>> START RECORDS FOR PROCESSING

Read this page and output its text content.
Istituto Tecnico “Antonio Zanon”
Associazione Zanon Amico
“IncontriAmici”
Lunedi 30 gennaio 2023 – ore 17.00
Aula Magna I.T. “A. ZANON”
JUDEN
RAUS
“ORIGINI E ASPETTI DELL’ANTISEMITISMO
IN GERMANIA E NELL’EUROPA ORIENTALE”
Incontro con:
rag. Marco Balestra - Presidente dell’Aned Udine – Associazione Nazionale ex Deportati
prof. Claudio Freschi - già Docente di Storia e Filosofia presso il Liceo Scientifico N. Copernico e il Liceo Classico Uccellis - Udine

>> END RECORDS FOR PROCESSING

_TASK OBJECTIVE:_ Extract every line from the records above that contains the word "Associazione".

_RESULT FOR THIS EXERCISE:_
Associazione Zanon Amico
rag. Marco Balestra - Presidente dell’Aned Udine – Associazione Nazionale ex Deportati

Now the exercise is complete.